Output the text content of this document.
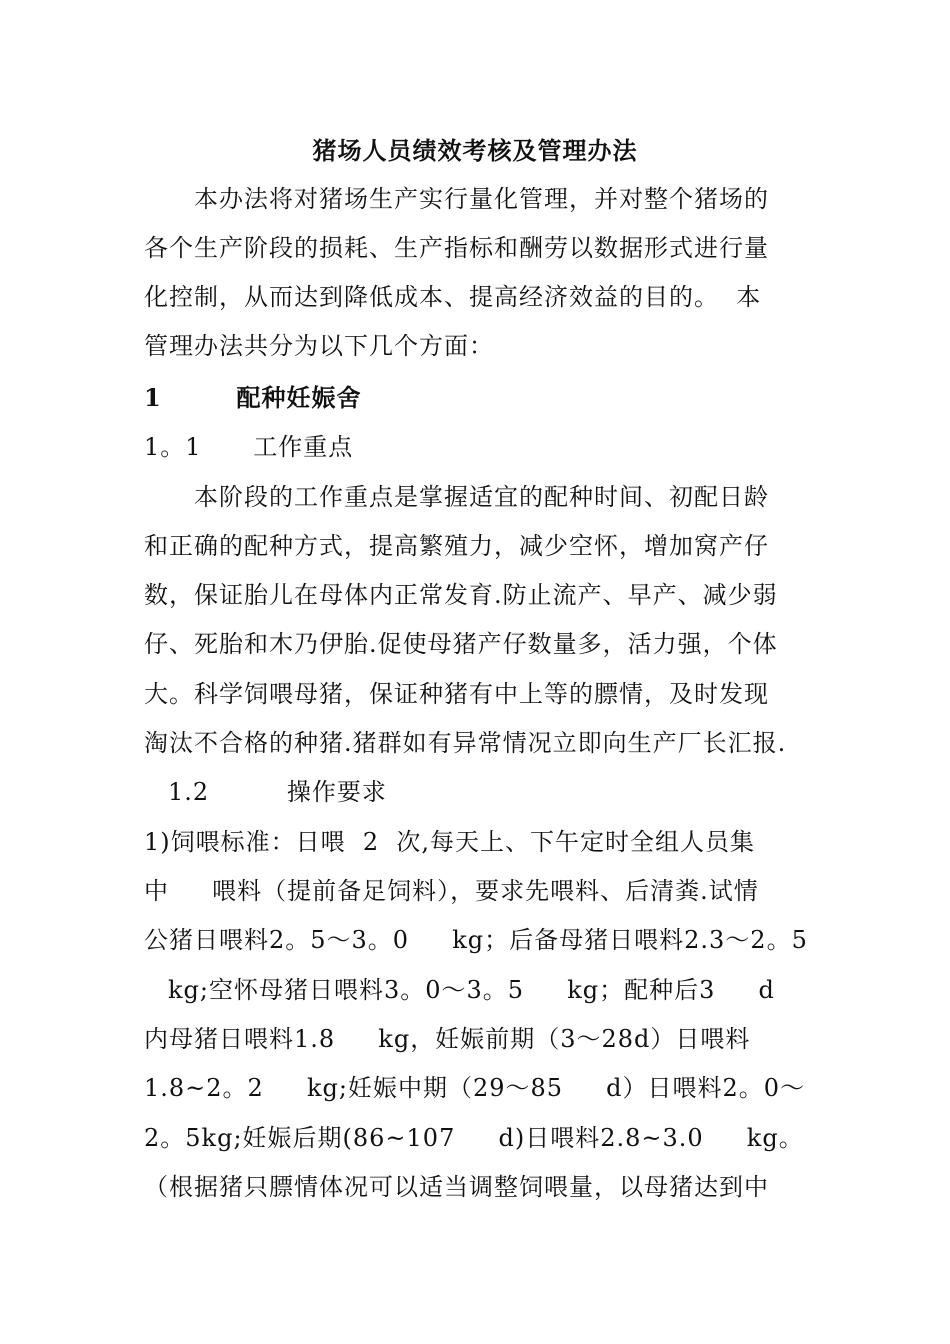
猪场人员绩效考核及管理办法
本办法将对猪场生产实行量化管理，并对整个猪场的
各个生产阶段的损耗、生产指标和酬劳以数据形式进行量
化控制，从而达到降低成本、提高经济效益的目的。  本
管理办法共分为以下几个方面：
1        配种妊娠舍
1。1      工作重点
本阶段的工作重点是掌握适宜的配种时间、初配日龄
和正确的配种方式，提高繁殖力，减少空怀，增加窝产仔
数，保证胎儿在母体内正常发育.防止流产、早产、减少弱
仔、死胎和木乃伊胎.促使母猪产仔数量多，活力强，个体
大。科学饲喂母猪，保证种猪有中上等的膘情，及时发现
淘汰不合格的种猪.猪群如有异常情况立即向生产厂长汇报.
1.2         操作要求
1)饲喂标准：日喂  2  次,每天上、下午定时全组人员集
中     喂料（提前备足饲料），要求先喂料、后清粪.试情
公猪日喂料2。5～3。0     kg；后备母猪日喂料2.3～2。5
kg;空怀母猪日喂料3。0～3。5     kg；配种后3     d
内母猪日喂料1.8     kg，妊娠前期（3～28d）日喂料
1.8~2。2     kg;妊娠中期（29～85     d）日喂料2。0～
2。5kg;妊娠后期(86~107     d)日喂料2.8~3.0     kg。
（根据猪只膘情体况可以适当调整饲喂量，以母猪达到中
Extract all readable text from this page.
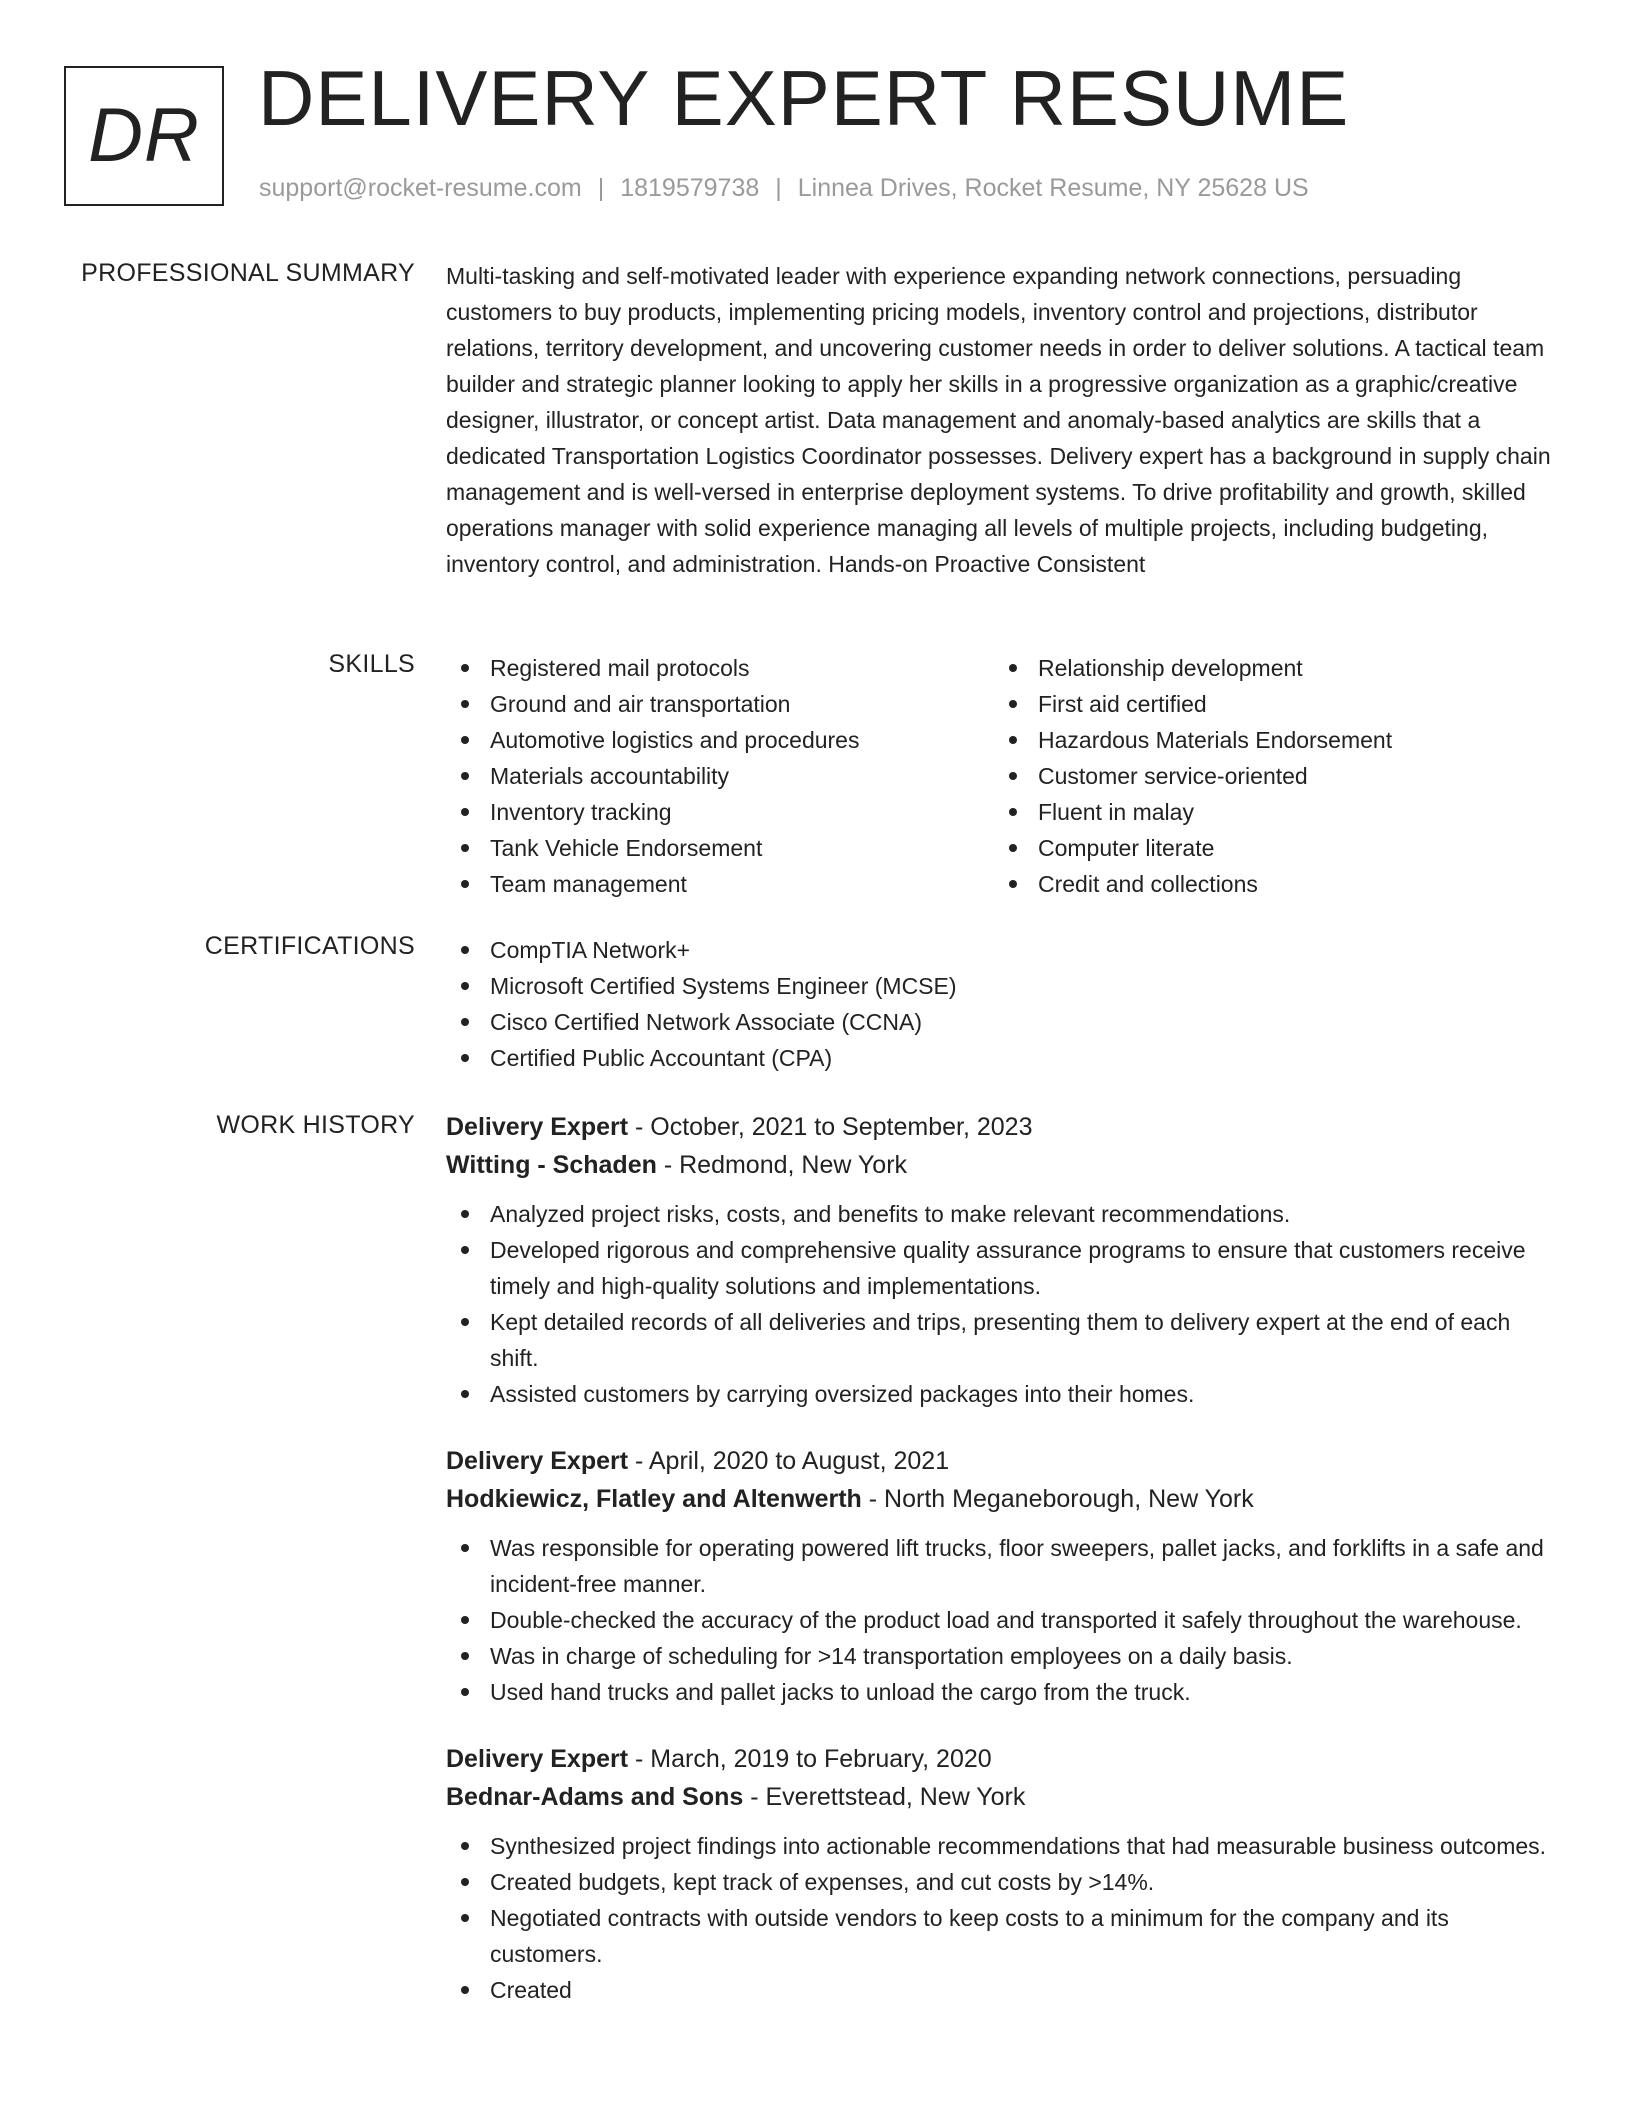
DR DELIVERY EXPERT RESUME
support@rocket-resume.com | 1819579738 | Linnea Drives, Rocket Resume, NY 25628 US
PROFESSIONAL SUMMARY Multi-tasking and self-motivated leader with experience expanding network connections, persuading customers to buy products, implementing pricing models, inventory control and projections, distributor relations, territory development, and uncovering customer needs in order to deliver solutions. A tactical team builder and strategic planner looking to apply her skills in a progressive organization as a graphic/creative designer, illustrator, or concept artist. Data management and anomaly-based analytics are skills that a dedicated Transportation Logistics Coordinator possesses. Delivery expert has a background in supply chain management and is well-versed in enterprise deployment systems. To drive profitability and growth, skilled operations manager with solid experience managing all levels of multiple projects, including budgeting, inventory control, and administration. Hands-on Proactive Consistent

SKILLS	Registered mail protocols
Ground and air transportation
Automotive logistics and procedures
Materials accountability
Inventory tracking
Tank Vehicle Endorsement
Team management
Relationship development
First aid certified
Hazardous Materials Endorsement
Customer service-oriented
Fluent in malay
Computer literate
Credit and collections
CERTIFICATIONS	CompTIA Network+
Microsoft Certified Systems Engineer (MCSE)
Cisco Certified Network Associate (CCNA)
Certified Public Accountant (CPA)
WORK HISTORY Delivery Expert - October, 2021 to September, 2023
Witting - Schaden - Redmond, New York
Analyzed project risks, costs, and benefits to make relevant recommendations.
Developed rigorous and comprehensive quality assurance programs to ensure that customers receive timely and high-quality solutions and implementations.
Kept detailed records of all deliveries and trips, presenting them to delivery expert at the end of each shift.
Assisted customers by carrying oversized packages into their homes.
Delivery Expert - April, 2020 to August, 2021
Hodkiewicz, Flatley and Altenwerth - North Meganeborough, New York
Was responsible for operating powered lift trucks, floor sweepers, pallet jacks, and forklifts in a safe and incident-free manner.
Double-checked the accuracy of the product load and transported it safely throughout the warehouse.
Was in charge of scheduling for >14 transportation employees on a daily basis.
Used hand trucks and pallet jacks to unload the cargo from the truck.
Delivery Expert - March, 2019 to February, 2020
Bednar-Adams and Sons - Everettstead, New York
Synthesized project findings into actionable recommendations that had measurable business outcomes.
Created budgets, kept track of expenses, and cut costs by >14%.
Negotiated contracts with outside vendors to keep costs to a minimum for the company and its customers.
Created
....................
### WHAT THIS TASK INVOLVES
Reproduce all entries exactly. Pictures do not belong in the copy.

### THE RESPONSE
Output the text content of this document.
猪场人员绩效考核及管理办法
本办法将对猪场生产实行量化管理，并对整个猪场的
各个生产阶段的损耗、生产指标和酬劳以数据形式进行量
化控制，从而达到降低成本、提高经济效益的目的。  本
管理办法共分为以下几个方面：
1        配种妊娠舍
1。1      工作重点
本阶段的工作重点是掌握适宜的配种时间、初配日龄
和正确的配种方式，提高繁殖力，减少空怀，增加窝产仔
数，保证胎儿在母体内正常发育.防止流产、早产、减少弱
仔、死胎和木乃伊胎.促使母猪产仔数量多，活力强，个体
大。科学饲喂母猪，保证种猪有中上等的膘情，及时发现
淘汰不合格的种猪.猪群如有异常情况立即向生产厂长汇报.
1.2         操作要求
1)饲喂标准：日喂  2  次,每天上、下午定时全组人员集
中     喂料（提前备足饲料），要求先喂料、后清粪.试情
公猪日喂料2。5～3。0     kg；后备母猪日喂料2.3～2。5
kg;空怀母猪日喂料3。0～3。5     kg；配种后3     d
内母猪日喂料1.8     kg，妊娠前期（3～28d）日喂料
1.8~2。2     kg;妊娠中期（29～85     d）日喂料2。0～
2。5kg;妊娠后期(86~107     d)日喂料2.8~3.0     kg。
（根据猪只膘情体况可以适当调整饲喂量，以母猪达到中
Extract all readable text from this page.
DR DELIVERY EXPERT RESUME
support@rocket-resume.com | 1819579738 | Linnea Drives, Rocket Resume, NY 25628 US
PROFESSIONAL SUMMARY Multi-tasking and self-motivated leader with experience expanding network connections, persuading customers to buy products, implementing pricing models, inventory control and projections, distributor relations, territory development, and uncovering customer needs in order to deliver solutions. A tactical team builder and strategic planner looking to apply her skills in a progressive organization as a graphic/creative designer, illustrator, or concept artist. Data management and anomaly-based analytics are skills that a dedicated Transportation Logistics Coordinator possesses. Delivery expert has a background in supply chain management and is well-versed in enterprise deployment systems. To drive profitability and growth, skilled operations manager with solid experience managing all levels of multiple projects, including budgeting, inventory control, and administration. Hands-on Proactive Consistent

SKILLS	Registered mail protocols
Ground and air transportation
Automotive logistics and procedures
Materials accountability
Inventory tracking
Tank Vehicle Endorsement
Team management
Relationship development
First aid certified
Hazardous Materials Endorsement
Customer service-oriented
Fluent in malay
Computer literate
Credit and collections
CERTIFICATIONS	CompTIA Network+
Microsoft Certified Systems Engineer (MCSE)
Cisco Certified Network Associate (CCNA)
Certified Public Accountant (CPA)
WORK HISTORY Delivery Expert - October, 2021 to September, 2023
Witting - Schaden - Redmond, New York
Analyzed project risks, costs, and benefits to make relevant recommendations.
Developed rigorous and comprehensive quality assurance programs to ensure that customers receive timely and high-quality solutions and implementations.
Kept detailed records of all deliveries and trips, presenting them to delivery expert at the end of each shift.
Assisted customers by carrying oversized packages into their homes.
Delivery Expert - April, 2020 to August, 2021
Hodkiewicz, Flatley and Altenwerth - North Meganeborough, New York
Was responsible for operating powered lift trucks, floor sweepers, pallet jacks, and forklifts in a safe and incident-free manner.
Double-checked the accuracy of the product load and transported it safely throughout the warehouse.
Was in charge of scheduling for >14 transportation employees on a daily basis.
Used hand trucks and pallet jacks to unload the cargo from the truck.
Delivery Expert - March, 2019 to February, 2020
Bednar-Adams and Sons - Everettstead, New York
Synthesized project findings into actionable recommendations that had measurable business outcomes.
Created budgets, kept track of expenses, and cut costs by >14%.
Negotiated contracts with outside vendors to keep costs to a minimum for the company and its customers.
Created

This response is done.